_WHAT TO WORK ON_: Make an exact copy of the records, dropping all pictures.

>> start RECORDS SUPPLIED

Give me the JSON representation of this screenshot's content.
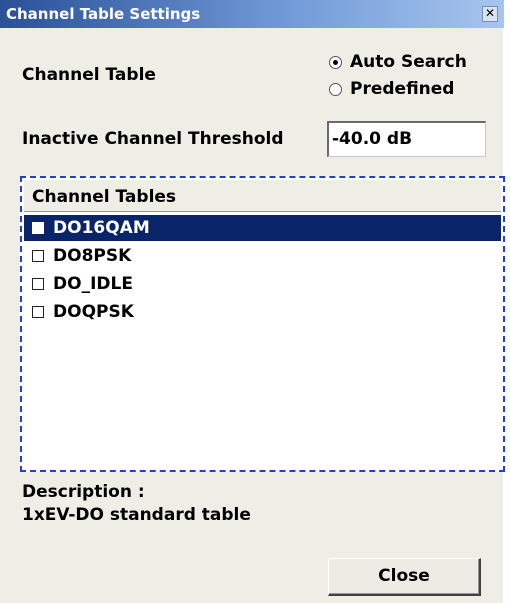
{
  "window": {
    "title": "Channel Table Settings",
    "close_glyph": "✕"
  },
  "channel_table": {
    "label": "Channel Table",
    "options": [
      {
        "label": "Auto Search",
        "checked": true
      },
      {
        "label": "Predefined",
        "checked": false
      }
    ]
  },
  "threshold": {
    "label": "Inactive Channel Threshold",
    "value": "-40.0 dB"
  },
  "tables": {
    "header": "Channel Tables",
    "items": [
      {
        "label": "DO16QAM",
        "selected": true,
        "checked": false
      },
      {
        "label": "DO8PSK",
        "selected": false,
        "checked": false
      },
      {
        "label": "DO_IDLE",
        "selected": false,
        "checked": false
      },
      {
        "label": "DOQPSK",
        "selected": false,
        "checked": false
      }
    ]
  },
  "description": {
    "label": "Description :",
    "text": "1xEV-DO standard table"
  },
  "buttons": {
    "close_label": "Close"
  },
  "colors": {
    "selection": "#0a246a",
    "focus_border": "#1f3fd8",
    "title_bar": "#2a5098"
  }
}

>> end RECORDS SUPPLIED

_SOLUTION BELOW_:
Give me the JSON representation of this screenshot's content.
{
  "window": {
    "title": "Channel Table Settings",
    "close_glyph": "✕"
  },
  "channel_table": {
    "label": "Channel Table",
    "options": [
      {
        "label": "Auto Search",
        "checked": true
      },
      {
        "label": "Predefined",
        "checked": false
      }
    ]
  },
  "threshold": {
    "label": "Inactive Channel Threshold",
    "value": "-40.0 dB"
  },
  "tables": {
    "header": "Channel Tables",
    "items": [
      {
        "label": "DO16QAM",
        "selected": true,
        "checked": false
      },
      {
        "label": "DO8PSK",
        "selected": false,
        "checked": false
      },
      {
        "label": "DO_IDLE",
        "selected": false,
        "checked": false
      },
      {
        "label": "DOQPSK",
        "selected": false,
        "checked": false
      }
    ]
  },
  "description": {
    "label": "Description :",
    "text": "1xEV-DO standard table"
  },
  "buttons": {
    "close_label": "Close"
  },
  "colors": {
    "selection": "#0a246a",
    "focus_border": "#1f3fd8",
    "title_bar": "#2a5098"
  }
}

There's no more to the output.